Stated goal: Gather all lines from the material that contain the word "website".

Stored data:
□ □ □ □ □
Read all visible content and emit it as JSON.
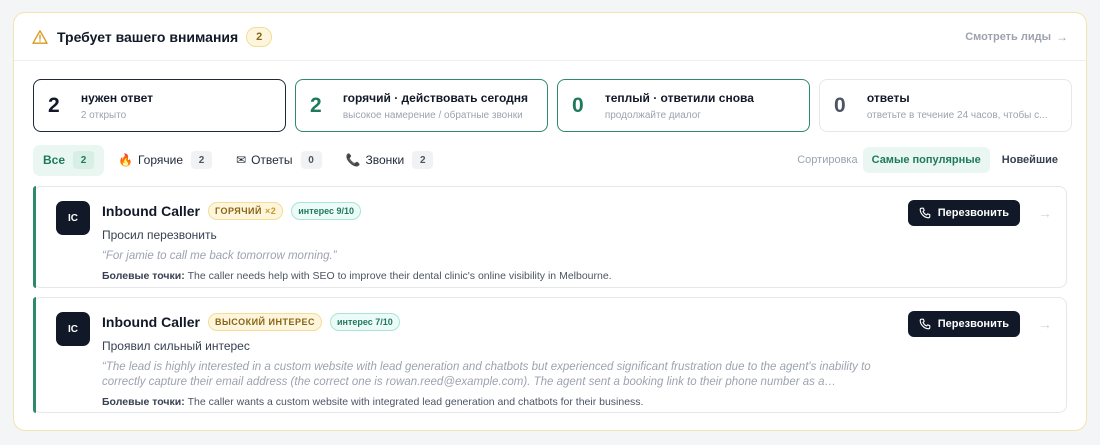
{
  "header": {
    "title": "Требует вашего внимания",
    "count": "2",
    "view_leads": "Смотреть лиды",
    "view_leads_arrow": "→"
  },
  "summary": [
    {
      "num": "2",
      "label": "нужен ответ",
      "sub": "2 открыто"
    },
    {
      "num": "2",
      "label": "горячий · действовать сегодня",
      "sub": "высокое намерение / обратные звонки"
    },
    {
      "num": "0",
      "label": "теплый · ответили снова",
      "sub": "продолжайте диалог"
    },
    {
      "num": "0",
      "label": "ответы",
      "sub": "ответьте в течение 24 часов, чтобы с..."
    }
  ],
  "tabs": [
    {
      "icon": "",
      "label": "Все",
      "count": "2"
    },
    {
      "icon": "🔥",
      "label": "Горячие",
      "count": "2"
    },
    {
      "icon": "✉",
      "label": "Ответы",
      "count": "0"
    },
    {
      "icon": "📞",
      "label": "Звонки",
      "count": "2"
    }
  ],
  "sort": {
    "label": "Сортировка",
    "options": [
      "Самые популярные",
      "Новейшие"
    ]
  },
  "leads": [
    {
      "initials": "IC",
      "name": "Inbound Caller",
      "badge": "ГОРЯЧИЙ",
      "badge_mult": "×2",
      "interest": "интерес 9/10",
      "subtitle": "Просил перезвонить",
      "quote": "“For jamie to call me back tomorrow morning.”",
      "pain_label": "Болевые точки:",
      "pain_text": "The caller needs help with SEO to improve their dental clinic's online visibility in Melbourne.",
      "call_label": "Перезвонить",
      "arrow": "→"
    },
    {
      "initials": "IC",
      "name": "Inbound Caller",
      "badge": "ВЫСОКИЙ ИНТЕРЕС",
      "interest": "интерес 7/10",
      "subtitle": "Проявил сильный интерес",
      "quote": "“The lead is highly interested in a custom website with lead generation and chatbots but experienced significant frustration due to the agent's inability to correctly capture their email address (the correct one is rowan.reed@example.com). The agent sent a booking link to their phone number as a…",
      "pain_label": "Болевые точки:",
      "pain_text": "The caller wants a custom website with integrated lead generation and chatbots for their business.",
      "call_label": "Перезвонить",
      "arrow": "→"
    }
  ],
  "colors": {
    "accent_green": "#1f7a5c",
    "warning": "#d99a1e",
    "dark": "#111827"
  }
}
□ □ □ □ □
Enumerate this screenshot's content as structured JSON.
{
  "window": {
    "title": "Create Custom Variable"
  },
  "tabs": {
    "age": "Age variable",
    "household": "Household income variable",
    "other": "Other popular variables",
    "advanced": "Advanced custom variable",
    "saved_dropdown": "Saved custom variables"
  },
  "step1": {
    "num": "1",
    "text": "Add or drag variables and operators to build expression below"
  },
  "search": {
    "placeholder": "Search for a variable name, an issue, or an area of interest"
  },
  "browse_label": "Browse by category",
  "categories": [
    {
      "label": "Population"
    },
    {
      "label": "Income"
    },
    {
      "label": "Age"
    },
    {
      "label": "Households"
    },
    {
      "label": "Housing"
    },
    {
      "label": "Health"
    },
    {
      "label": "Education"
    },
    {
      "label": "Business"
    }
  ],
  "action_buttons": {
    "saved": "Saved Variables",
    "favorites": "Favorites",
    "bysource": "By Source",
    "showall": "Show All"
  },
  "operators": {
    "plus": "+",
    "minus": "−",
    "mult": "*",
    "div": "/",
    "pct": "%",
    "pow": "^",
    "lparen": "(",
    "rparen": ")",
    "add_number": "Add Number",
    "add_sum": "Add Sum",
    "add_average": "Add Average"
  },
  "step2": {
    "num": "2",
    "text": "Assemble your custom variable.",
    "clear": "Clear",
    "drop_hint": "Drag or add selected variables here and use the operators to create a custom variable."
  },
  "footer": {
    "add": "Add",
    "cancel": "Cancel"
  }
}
□ □ □ □ □
Exercise output:
      "quote": "“The lead is highly interested in a custom website with lead generation and chatbots but experienced significant frustration due to the agent's inability to correctly capture their email address (the correct one is rowan.reed@example.com). The agent sent a booking link to their phone number as a…",
      "pain_text": "The caller wants a custom website with integrated lead generation and chatbots for their business.",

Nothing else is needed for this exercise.